*Given problem:* Pull out every line from the listing that has the word "this".

*Source data:*

►

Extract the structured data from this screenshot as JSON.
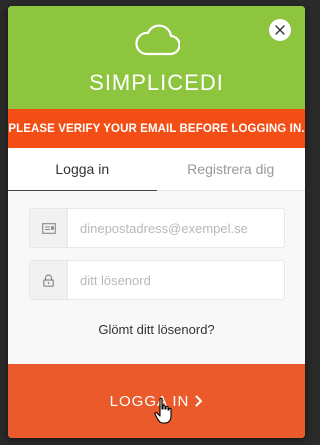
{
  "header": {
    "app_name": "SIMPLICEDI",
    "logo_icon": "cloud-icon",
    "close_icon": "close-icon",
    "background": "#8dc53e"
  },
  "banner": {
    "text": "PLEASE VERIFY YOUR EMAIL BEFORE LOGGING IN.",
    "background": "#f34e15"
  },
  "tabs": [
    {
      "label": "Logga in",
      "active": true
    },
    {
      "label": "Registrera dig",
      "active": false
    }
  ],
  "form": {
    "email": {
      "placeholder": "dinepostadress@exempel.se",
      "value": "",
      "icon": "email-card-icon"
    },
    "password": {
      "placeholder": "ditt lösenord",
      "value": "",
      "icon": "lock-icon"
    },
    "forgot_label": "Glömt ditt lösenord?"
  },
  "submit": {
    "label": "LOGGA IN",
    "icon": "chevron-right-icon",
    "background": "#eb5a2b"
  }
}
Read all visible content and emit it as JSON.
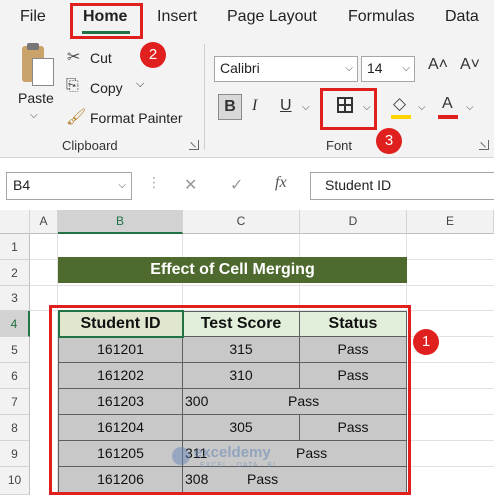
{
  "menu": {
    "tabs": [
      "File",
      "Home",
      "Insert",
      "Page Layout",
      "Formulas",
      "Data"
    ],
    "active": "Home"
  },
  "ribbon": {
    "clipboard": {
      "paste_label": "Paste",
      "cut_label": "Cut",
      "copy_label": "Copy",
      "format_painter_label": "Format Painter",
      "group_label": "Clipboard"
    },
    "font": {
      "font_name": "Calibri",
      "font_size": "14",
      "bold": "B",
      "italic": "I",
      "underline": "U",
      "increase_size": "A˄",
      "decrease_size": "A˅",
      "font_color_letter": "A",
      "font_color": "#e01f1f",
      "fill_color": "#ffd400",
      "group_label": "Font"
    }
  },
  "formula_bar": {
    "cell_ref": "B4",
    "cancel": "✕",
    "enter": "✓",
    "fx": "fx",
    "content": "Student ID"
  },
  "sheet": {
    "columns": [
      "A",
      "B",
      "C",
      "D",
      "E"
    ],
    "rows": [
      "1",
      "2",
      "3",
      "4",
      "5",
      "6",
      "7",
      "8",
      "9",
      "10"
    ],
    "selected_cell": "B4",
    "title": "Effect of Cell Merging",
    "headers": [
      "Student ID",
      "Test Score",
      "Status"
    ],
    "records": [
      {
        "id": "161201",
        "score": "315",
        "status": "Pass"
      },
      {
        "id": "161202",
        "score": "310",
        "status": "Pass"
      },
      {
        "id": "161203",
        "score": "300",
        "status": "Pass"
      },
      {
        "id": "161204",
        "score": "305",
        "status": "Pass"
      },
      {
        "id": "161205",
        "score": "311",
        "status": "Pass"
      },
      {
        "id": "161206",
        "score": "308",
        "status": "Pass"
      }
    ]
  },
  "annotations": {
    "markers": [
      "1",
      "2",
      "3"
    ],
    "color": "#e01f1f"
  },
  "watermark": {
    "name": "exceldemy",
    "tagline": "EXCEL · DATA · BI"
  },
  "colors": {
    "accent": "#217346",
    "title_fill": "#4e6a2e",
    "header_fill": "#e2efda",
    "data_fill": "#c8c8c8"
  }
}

◄
►

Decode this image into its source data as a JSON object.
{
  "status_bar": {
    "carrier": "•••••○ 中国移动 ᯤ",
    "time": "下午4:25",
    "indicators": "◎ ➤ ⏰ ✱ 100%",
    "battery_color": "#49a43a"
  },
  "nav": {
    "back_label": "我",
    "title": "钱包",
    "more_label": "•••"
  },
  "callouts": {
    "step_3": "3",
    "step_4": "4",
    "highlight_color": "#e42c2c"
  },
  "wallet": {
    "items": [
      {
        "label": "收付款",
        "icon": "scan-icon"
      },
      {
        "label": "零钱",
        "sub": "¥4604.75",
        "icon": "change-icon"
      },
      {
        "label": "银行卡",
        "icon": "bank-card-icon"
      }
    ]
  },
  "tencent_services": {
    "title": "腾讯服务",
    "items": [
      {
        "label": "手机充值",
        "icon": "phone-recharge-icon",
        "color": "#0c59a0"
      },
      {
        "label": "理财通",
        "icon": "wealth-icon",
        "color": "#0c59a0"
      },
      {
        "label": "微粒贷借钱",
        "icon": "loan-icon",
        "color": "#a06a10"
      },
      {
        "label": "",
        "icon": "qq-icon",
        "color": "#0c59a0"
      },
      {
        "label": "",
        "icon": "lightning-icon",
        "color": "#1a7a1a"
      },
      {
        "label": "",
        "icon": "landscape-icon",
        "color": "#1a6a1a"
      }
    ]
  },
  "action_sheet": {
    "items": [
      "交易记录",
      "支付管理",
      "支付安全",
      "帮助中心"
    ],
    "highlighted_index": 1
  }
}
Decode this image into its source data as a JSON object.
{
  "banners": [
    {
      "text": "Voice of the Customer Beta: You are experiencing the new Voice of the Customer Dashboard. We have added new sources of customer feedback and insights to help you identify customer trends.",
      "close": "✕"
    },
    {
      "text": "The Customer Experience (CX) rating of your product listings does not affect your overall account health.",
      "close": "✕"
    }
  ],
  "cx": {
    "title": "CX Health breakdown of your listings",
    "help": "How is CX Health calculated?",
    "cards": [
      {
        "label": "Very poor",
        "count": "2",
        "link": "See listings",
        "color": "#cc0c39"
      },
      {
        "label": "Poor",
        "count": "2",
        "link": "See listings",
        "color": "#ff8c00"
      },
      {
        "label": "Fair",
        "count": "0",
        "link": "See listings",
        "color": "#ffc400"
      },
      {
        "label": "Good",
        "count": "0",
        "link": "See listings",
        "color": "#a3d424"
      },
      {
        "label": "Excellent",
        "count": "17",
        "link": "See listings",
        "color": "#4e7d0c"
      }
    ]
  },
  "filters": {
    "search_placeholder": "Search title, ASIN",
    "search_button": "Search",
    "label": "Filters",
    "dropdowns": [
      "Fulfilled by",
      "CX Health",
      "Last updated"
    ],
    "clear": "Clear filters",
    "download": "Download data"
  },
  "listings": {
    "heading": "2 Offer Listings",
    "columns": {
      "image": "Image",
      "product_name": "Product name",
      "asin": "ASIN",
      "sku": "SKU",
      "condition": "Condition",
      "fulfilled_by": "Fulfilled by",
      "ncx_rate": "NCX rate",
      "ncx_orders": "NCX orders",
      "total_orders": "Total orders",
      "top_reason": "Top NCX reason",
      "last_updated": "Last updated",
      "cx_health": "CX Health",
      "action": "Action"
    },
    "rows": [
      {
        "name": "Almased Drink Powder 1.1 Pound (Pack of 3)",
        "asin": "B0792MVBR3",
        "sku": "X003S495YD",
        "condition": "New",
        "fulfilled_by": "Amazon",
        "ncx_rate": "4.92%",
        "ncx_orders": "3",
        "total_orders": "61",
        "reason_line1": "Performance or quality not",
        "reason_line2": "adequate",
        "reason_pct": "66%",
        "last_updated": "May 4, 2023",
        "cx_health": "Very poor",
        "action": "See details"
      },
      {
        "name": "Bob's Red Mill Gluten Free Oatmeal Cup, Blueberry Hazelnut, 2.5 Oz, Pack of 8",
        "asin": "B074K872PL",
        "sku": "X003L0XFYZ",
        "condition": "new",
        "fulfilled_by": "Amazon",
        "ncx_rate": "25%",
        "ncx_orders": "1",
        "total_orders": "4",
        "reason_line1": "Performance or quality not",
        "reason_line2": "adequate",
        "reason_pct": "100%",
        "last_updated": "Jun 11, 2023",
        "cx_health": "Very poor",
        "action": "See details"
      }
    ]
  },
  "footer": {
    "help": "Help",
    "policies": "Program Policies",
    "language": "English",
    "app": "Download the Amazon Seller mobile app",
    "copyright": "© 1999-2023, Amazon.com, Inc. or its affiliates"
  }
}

◄
►

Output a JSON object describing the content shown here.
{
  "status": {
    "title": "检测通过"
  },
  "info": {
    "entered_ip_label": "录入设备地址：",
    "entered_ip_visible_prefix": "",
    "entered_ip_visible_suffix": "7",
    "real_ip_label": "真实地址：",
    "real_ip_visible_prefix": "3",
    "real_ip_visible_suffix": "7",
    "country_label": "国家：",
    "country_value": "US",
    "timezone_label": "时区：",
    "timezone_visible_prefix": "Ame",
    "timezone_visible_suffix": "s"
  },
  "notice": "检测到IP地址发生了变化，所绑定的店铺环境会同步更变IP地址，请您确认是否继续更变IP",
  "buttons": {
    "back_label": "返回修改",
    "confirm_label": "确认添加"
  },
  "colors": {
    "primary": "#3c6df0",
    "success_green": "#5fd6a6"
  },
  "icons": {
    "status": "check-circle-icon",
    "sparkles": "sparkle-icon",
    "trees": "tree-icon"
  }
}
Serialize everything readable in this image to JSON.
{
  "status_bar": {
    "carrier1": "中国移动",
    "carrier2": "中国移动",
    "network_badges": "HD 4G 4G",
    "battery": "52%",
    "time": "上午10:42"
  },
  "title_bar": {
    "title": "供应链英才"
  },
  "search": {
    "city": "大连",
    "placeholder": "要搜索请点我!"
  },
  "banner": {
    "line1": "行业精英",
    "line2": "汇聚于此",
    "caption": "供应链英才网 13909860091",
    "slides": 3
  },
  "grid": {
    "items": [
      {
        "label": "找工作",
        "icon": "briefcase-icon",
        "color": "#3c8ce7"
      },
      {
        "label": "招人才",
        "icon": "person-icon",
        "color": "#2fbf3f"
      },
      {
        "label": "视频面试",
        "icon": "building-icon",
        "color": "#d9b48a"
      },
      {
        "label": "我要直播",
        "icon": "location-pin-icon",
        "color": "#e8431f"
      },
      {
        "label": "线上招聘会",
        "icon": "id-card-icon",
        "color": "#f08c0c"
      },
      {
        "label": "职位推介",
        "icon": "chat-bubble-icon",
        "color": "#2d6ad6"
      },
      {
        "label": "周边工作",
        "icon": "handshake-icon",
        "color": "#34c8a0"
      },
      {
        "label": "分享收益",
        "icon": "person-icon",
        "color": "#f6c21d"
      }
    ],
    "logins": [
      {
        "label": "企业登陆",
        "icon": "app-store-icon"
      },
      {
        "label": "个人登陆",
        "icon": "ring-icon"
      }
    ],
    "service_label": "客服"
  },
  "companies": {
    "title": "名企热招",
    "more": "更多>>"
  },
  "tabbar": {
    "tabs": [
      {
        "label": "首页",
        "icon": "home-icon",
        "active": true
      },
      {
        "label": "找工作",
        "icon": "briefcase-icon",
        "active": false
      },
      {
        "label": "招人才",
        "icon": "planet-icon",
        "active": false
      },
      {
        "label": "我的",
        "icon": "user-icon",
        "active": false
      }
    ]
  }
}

◄

*Answer to the exercise:*
Extract the structured data from this screenshot as JSON.
Decode this image into its source data as a JSON object.
Decode this image into its source data as a JSON object.
Serialize everything readable in this image to JSON.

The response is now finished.